▶ _TASK STATEMENT_
Sort through the entries below and pull out lines containing the word "text".

Records:
━━━━━━━━━━━━━━━━━━━━

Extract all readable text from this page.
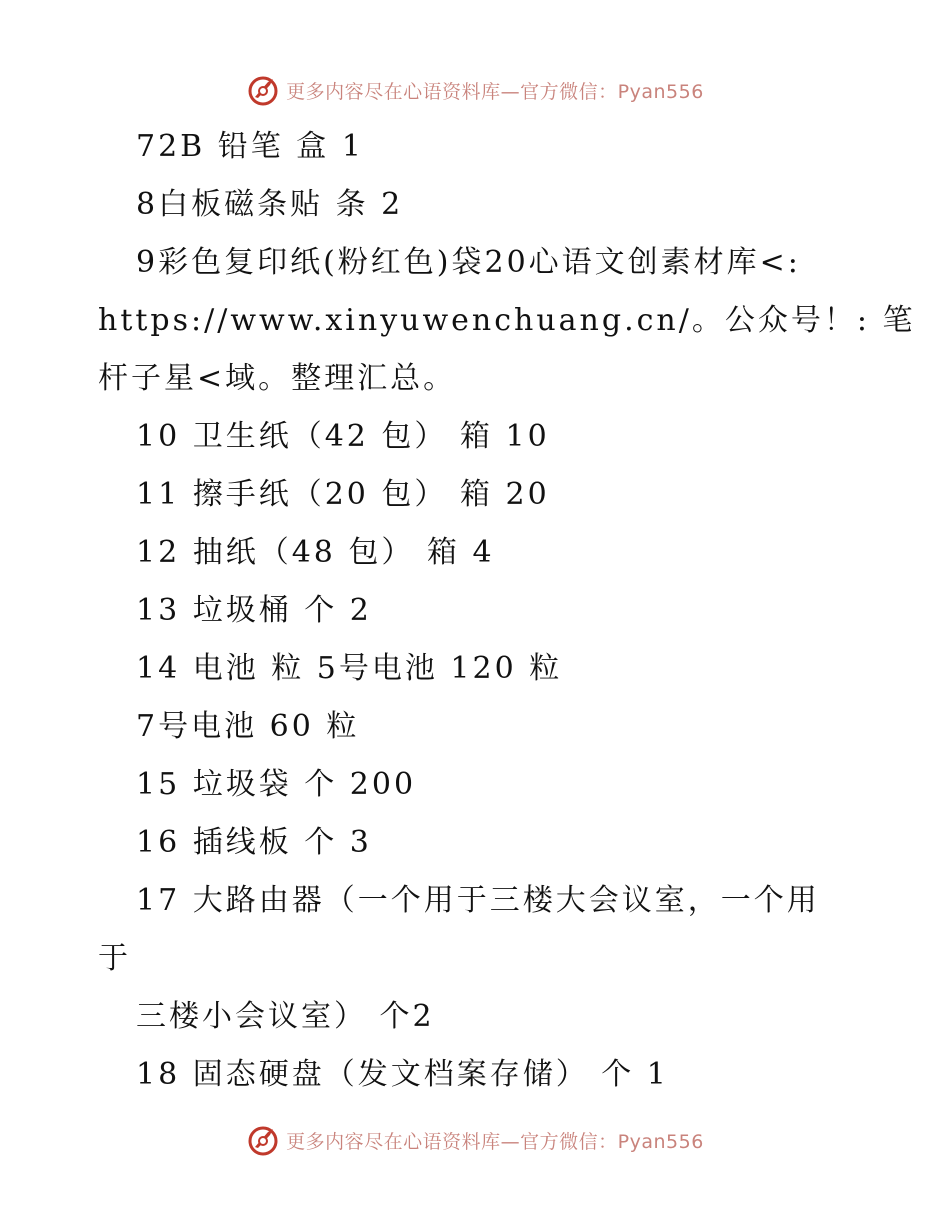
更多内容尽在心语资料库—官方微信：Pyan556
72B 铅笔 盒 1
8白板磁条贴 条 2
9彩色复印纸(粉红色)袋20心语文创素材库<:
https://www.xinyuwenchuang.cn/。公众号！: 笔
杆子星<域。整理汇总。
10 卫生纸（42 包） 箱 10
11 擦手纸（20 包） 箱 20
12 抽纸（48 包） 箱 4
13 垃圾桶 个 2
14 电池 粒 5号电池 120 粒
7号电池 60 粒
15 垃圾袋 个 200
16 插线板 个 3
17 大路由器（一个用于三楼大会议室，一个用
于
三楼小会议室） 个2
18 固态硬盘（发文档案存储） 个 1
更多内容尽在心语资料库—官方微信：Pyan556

━━━━━━━━━━━━━━━━━━━━

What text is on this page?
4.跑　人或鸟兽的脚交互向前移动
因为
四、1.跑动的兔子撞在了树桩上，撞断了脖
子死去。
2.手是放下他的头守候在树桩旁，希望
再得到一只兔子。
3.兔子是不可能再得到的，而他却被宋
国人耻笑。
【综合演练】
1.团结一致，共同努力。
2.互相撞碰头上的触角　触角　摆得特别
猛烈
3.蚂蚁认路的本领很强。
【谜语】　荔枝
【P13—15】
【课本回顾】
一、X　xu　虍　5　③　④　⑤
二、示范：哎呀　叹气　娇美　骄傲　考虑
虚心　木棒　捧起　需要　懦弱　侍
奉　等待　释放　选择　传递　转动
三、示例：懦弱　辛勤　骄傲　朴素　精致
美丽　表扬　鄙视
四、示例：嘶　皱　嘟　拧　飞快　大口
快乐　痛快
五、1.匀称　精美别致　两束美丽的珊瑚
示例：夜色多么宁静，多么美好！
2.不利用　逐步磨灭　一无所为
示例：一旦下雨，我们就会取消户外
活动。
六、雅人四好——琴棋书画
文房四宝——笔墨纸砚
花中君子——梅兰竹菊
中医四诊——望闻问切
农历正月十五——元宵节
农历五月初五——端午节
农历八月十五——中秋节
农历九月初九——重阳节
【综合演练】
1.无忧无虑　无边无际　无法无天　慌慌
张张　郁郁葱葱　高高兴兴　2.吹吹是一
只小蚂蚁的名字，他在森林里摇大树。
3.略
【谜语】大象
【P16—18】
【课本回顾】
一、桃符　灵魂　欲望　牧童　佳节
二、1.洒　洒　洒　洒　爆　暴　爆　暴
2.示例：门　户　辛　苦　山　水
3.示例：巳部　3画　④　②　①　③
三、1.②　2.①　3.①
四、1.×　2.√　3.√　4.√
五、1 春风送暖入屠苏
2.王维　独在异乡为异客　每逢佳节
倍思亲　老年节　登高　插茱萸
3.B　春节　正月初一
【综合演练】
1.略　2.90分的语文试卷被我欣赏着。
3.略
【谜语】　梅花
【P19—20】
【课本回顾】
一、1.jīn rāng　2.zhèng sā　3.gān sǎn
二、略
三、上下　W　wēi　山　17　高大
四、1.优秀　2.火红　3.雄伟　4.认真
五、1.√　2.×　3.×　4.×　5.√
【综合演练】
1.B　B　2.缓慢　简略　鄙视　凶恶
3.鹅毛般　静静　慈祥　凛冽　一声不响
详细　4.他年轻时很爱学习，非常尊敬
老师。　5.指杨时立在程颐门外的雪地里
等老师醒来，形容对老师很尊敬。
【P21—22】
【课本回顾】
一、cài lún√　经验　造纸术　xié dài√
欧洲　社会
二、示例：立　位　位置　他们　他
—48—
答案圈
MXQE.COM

━━━━━━━━━━━━━━━━━━━━

▶ _REPLY TO THE EXERCISE_
Extract all readable text from this page.
What text is on this page?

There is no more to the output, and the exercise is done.